**WORK TO COMPLETE**
All entries must be repeated exactly; do not include the pictures.

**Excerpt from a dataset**
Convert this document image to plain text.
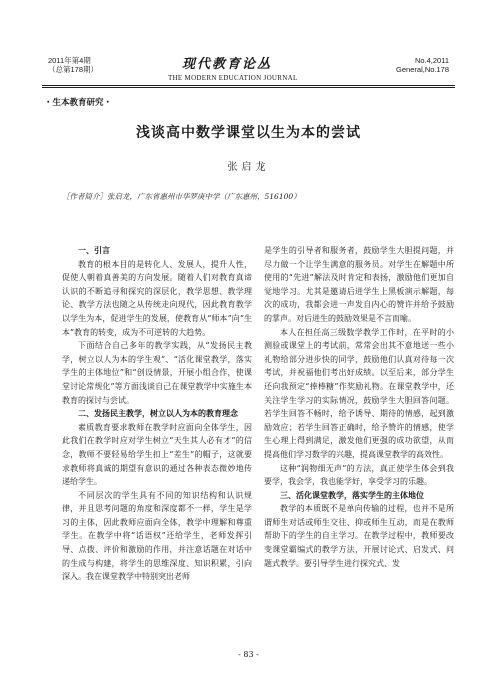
2011年第4期
（总第178期）	现代教育论丛
THE MODERN EDUCATION JOURNAL
No.4,2011
General,No.178
・生本教育研究・
浅谈高中数学课堂以生为本的尝试
张启龙
［作者简介］张启龙，广东省惠州市华罗庚中学（广东惠州，516100）
一、引言

教育的根本目的是转化人、发展人，提升人性，促使人朝着真善美的方向发展。随着人们对教育真谛认识的不断追寻和探究的深层化，教学思想、教学理论、教学方法也随之从传统走向现代，因此教育教学以学生为本，促进学生的发展，使教育从“师本”向“生本”教育的转变，成为不可逆转的大趋势。

下面结合自己多年的教学实践，从“发扬民主教学，树立以人为本的学生观”、“活化课堂教学，落实学生的主体地位”和“创设情景，开展小组合作，使课堂讨论常规化”等方面浅谈自己在课堂教学中实施生本教育的探讨与尝试。

二、发扬民主教学，树立以人为本的教育理念

素质教育要求教师在教学时应面向全体学生，因此我们在教学时应对学生树立“天生其人必有才”的信念，教师不要轻易给学生扣上“差生”的帽子，这就要求教师将真诚的期望有意识的通过各种表态微妙地传递给学生。

不同层次的学生具有不同的知识结构和认识规律，并且思考问题的角度和深度都不一样，学生是学习的主体，因此教师应面向全体，教学中理解和尊重学生。在教学中将“话语权”还给学生，老师发挥引导、点拨、评价和激励的作用，并注意话题在对话中的生成与构建，将学生的思维深度、知识积累，引向深入。我在课堂教学中特别突出老师

是学生的引导者和服务者，鼓励学生大胆提问题，并尽力做一个让学生满意的服务员。对学生在解题中所使用的“先进”解法及时肯定和表扬，激励他们更加自觉地学习。尤其是邀请后进学生上黑板演示解题，每次的成功，我都会进一声发自内心的赞许并给予鼓励的掌声。对后进生的鼓励效果是不言而喻。

本人在担任高三级数学教学工作时，在平时的小测验或课堂上的考试前，常常会出其不意地送一些小礼物给部分进步快的同学，鼓励他们认真对待每一次考试，并祝福他们考出好成绩。以至后来，部分学生还向我预定“捧棒糖”作奖励礼物。在课堂教学中，还关注学生学习的实际情况，鼓励学生大胆回答问题。若学生回答不畅时，给予诱导、期待的情感，起到激励效应；若学生回答正确时，给予赞许的情感，使学生心理上得到满足，激发他们更强的成功欲望，从而提高他们学习数学的兴趣，提高课堂教学的高效性。

这种“润物细无声”的方法，真正使学生体会到我要学，我会学，我也能学好，享受学习的乐趣。

三、活化课堂教学，落实学生的主体地位

教学的本质既不是单向传输的过程，也并不是所谓师生对话或师生交往、抑或师生互动，而是在教师帮助下的学生的自主学习。在教学过程中，教师要改变课堂霸编式的教学方法，开展讨论式、启发式、问题式教学。要引导学生进行探究式、发

- 83 -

**FULL ANSWER**
Convert this document image to plain text.
2011年第4期
（总第178期）	现代教育论丛
THE MODERN EDUCATION JOURNAL
No.4,2011
General,No.178
・生本教育研究・
浅谈高中数学课堂以生为本的尝试
张启龙
［作者简介］张启龙，广东省惠州市华罗庚中学（广东惠州，516100）
一、引言

教育的根本目的是转化人、发展人，提升人性，促使人朝着真善美的方向发展。随着人们对教育真谛认识的不断追寻和探究的深层化，教学思想、教学理论、教学方法也随之从传统走向现代，因此教育教学以学生为本，促进学生的发展，使教育从“师本”向“生本”教育的转变，成为不可逆转的大趋势。

下面结合自己多年的教学实践，从“发扬民主教学，树立以人为本的学生观”、“活化课堂教学，落实学生的主体地位”和“创设情景，开展小组合作，使课堂讨论常规化”等方面浅谈自己在课堂教学中实施生本教育的探讨与尝试。

二、发扬民主教学，树立以人为本的教育理念

素质教育要求教师在教学时应面向全体学生，因此我们在教学时应对学生树立“天生其人必有才”的信念，教师不要轻易给学生扣上“差生”的帽子，这就要求教师将真诚的期望有意识的通过各种表态微妙地传递给学生。

不同层次的学生具有不同的知识结构和认识规律，并且思考问题的角度和深度都不一样，学生是学习的主体，因此教师应面向全体，教学中理解和尊重学生。在教学中将“话语权”还给学生，老师发挥引导、点拨、评价和激励的作用，并注意话题在对话中的生成与构建，将学生的思维深度、知识积累，引向深入。我在课堂教学中特别突出老师

是学生的引导者和服务者，鼓励学生大胆提问题，并尽力做一个让学生满意的服务员。对学生在解题中所使用的“先进”解法及时肯定和表扬，激励他们更加自觉地学习。尤其是邀请后进学生上黑板演示解题，每次的成功，我都会进一声发自内心的赞许并给予鼓励的掌声。对后进生的鼓励效果是不言而喻。

本人在担任高三级数学教学工作时，在平时的小测验或课堂上的考试前，常常会出其不意地送一些小礼物给部分进步快的同学，鼓励他们认真对待每一次考试，并祝福他们考出好成绩。以至后来，部分学生还向我预定“捧棒糖”作奖励礼物。在课堂教学中，还关注学生学习的实际情况，鼓励学生大胆回答问题。若学生回答不畅时，给予诱导、期待的情感，起到激励效应；若学生回答正确时，给予赞许的情感，使学生心理上得到满足，激发他们更强的成功欲望，从而提高他们学习数学的兴趣，提高课堂教学的高效性。

这种“润物细无声”的方法，真正使学生体会到我要学，我会学，我也能学好，享受学习的乐趣。

三、活化课堂教学，落实学生的主体地位

教学的本质既不是单向传输的过程，也并不是所谓师生对话或师生交往、抑或师生互动，而是在教师帮助下的学生的自主学习。在教学过程中，教师要改变课堂霸编式的教学方法，开展讨论式、启发式、问题式教学。要引导学生进行探究式、发

- 83 -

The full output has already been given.